■ **Excerpted passage**
- - - - -
IMO spin_lock_irq(&hugetlb_lock) might be better.

> 
>>
>>> +
>>> +     /*
>>> +      * Release refcounts held by try_memory_failure_hugetlb, one per
>>> +      * HWPoison-ed page in the raw hwp list.
>>> +      *
>>> +      * Set HWPoison flag on each page so that free_has_hwpoisoned()
>>> +      * can exclude them during dissolve_free_hugetlb_folio().
>>> +      */
>>> +     llist_for_each_entry_safe(curr, next, head, node) {
>>> +             folio_put(folio);
>>
>> The hugetlb folio refcnt will only be increased once even if it contains multiple UE sub-pages.
>> See __get_huge_page_for_hwpoison() for details. So folio_put() might be called more times than
>> folio_try_get() in __get_huge_page_for_hwpoison().
> 
> The changes in folio_set_hugetlb_hwpoison() should make
> __get_huge_page_for_hwpoison() not to take the "out" path which
> decrease the increased refcount for folio. IOW, every time a new UE
> happens, we handle the hugetlb page as if it is an in-use hugetlb
> page.

See below code snippet (comment [1] and [2]):

int __get_huge_page_for_hwpoison(unsigned long pfn, int flags,
				 bool *migratable_cleared)
{
	struct page *page = pfn_to_page(pfn);
	struct folio *folio = page_folio(page);
	int ret = 2;	/* fallback to normal page handling */
	bool count_increased = false;

	if (!folio_test_hugetlb(folio))
		goto out;

	if (flags & MF_COUNT_INCREASED) {
		ret = 1;
		count_increased = true;
	} else if (folio_test_hugetlb_freed(folio)) {
		ret = 0;
	} else if (folio_test_hugetlb_migratable(folio)) {

		   ^^^^*hugetlb_migratable is checked before trying to get folio refcnt* [1]

		ret = folio_try_get(folio);
		if (ret)
- - - - -
■ **Stated goal**
How does the review thread on hugetlb memory-failure refcounts go on after its final line? Write the next part.
- - - - -
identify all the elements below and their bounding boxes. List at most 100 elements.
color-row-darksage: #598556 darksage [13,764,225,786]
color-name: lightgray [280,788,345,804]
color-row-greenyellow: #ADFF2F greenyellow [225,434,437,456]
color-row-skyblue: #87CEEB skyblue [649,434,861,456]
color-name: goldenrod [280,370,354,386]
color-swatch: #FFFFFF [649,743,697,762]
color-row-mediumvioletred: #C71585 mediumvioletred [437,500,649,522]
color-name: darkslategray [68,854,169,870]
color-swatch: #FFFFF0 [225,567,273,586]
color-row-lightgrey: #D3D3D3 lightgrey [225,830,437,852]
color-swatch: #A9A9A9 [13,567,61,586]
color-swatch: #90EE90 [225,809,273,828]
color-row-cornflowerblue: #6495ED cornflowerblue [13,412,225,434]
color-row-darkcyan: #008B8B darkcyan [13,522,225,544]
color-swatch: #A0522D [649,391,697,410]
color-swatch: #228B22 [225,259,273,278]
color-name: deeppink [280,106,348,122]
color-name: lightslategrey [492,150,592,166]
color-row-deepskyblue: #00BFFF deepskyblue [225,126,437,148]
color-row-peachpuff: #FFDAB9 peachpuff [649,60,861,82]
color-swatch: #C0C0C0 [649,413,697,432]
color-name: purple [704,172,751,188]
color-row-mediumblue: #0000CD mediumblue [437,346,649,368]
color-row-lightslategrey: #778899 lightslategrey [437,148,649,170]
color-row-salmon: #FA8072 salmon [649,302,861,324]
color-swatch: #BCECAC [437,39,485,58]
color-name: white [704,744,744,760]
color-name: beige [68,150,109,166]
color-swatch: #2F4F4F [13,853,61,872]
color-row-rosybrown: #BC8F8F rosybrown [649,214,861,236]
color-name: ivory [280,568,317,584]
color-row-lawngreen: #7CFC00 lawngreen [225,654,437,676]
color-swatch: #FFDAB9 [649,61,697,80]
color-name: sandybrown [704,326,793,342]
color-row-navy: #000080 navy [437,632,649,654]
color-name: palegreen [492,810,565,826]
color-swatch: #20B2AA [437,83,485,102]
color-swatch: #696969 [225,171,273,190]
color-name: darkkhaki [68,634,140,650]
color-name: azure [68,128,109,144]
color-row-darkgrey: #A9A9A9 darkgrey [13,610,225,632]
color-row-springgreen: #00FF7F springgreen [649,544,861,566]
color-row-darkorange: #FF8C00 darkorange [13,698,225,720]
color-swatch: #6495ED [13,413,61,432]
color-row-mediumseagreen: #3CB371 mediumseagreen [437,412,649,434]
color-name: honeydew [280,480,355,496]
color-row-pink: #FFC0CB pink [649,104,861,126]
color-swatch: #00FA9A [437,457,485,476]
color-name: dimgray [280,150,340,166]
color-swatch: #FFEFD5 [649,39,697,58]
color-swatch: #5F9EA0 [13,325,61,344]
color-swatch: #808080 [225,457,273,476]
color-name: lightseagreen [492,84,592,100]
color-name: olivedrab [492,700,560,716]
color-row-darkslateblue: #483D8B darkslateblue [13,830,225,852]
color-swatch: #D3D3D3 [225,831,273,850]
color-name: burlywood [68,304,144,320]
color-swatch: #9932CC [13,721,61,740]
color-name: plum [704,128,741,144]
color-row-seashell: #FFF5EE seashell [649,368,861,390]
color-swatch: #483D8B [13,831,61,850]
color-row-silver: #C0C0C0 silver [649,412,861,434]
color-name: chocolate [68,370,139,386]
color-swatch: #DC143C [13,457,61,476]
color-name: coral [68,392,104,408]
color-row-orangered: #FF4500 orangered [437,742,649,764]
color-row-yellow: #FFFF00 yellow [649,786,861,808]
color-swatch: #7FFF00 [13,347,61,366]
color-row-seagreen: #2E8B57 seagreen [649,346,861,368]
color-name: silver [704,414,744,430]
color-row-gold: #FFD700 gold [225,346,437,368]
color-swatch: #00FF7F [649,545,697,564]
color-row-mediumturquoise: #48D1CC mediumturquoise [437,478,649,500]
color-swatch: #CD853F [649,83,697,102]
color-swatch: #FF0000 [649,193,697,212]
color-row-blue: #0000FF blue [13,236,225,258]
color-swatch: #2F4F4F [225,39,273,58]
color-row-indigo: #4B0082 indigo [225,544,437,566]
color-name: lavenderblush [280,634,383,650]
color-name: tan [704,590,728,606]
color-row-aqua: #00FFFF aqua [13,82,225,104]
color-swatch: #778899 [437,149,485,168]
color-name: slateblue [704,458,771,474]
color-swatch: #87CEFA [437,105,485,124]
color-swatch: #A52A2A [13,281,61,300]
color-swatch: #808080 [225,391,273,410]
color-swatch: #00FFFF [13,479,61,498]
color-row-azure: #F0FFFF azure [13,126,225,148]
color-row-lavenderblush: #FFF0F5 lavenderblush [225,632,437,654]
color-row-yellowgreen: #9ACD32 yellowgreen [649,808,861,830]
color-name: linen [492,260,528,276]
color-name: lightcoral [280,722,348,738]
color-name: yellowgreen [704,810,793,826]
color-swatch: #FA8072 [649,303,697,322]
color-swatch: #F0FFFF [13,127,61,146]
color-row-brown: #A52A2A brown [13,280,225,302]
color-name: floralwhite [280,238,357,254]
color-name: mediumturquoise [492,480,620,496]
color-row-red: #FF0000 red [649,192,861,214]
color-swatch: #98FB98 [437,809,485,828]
- - - - -
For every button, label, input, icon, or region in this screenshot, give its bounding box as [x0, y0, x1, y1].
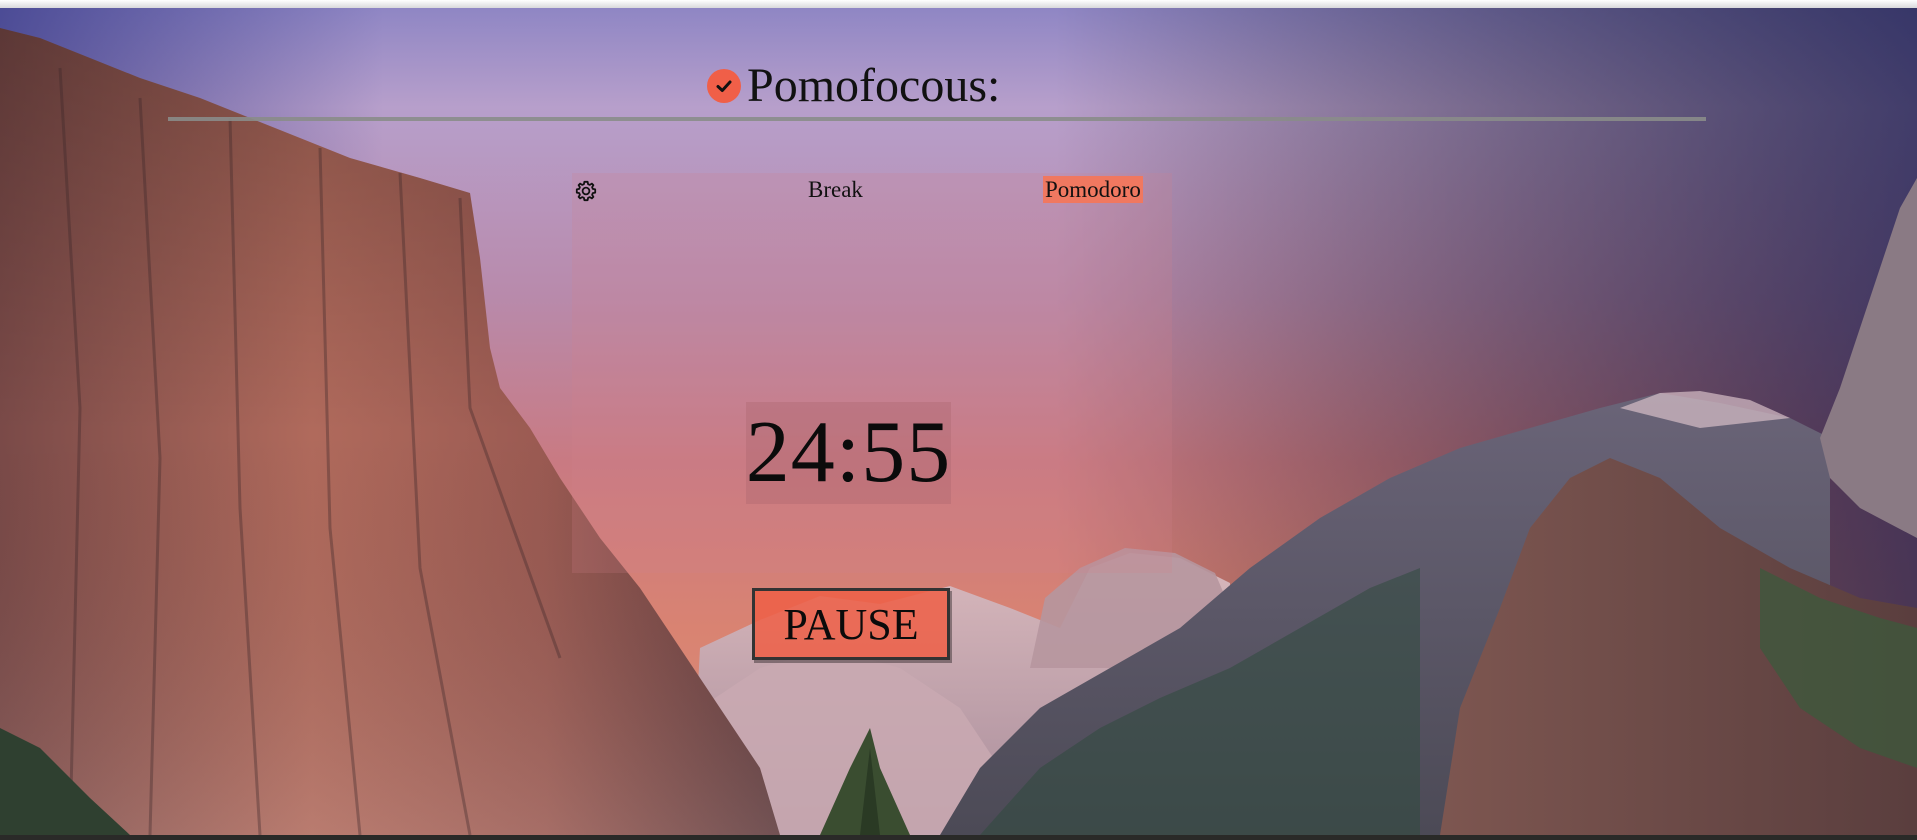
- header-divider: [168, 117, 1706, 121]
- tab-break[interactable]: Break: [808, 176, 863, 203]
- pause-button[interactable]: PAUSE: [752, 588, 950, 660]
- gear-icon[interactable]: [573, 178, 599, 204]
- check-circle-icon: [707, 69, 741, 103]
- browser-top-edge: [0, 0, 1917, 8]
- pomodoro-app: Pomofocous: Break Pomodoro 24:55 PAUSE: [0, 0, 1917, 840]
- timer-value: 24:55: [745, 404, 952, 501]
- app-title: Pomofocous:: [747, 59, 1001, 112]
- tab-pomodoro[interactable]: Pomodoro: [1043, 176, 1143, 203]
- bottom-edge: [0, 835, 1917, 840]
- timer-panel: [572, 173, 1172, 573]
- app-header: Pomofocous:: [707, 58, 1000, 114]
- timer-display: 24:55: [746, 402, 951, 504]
- - - - -
■ **Response**
			count_increased = true;
	} else {
		ret = -EBUSY;
		if (!(flags & MF_NO_RETRY))
			goto out;
	}

	if (folio_set_hugetlb_hwpoison(folio, page)) {
		ret = -EHWPOISON;
		goto out;
	}

	/*
	 * Clearing hugetlb_migratable for hwpoisoned hugepages to prevent them
	 * from being migrated by memory hotremove.
	 */
	if (count_increased && folio_test_hugetlb_migratable(folio)) {
		folio_clear_hugetlb_migratable(folio);

		^^^^^*hugetlb_migratable is cleared when first time seeing folio* [2]

		*migratable_cleared = true;
	}

Or am I miss something?

> 
>>
>>> +             SetPageHWPoison(curr->page);
>>
>> If hugetlb folio vmemmap is optimized, I think SetPageHWPoison might trigger BUG.
> 
> Ah, I see, vmemmap optimization doesn't allow us to move flags from
> raw_hwp_list to tail pages. I guess the best I can do is to bail out
> if vmemmap is enabled like folio_clear_hugetlb_hwpoison().

I think you can do this after hugetlb_vmemmap_restore_folio() is called.

Thanks.
.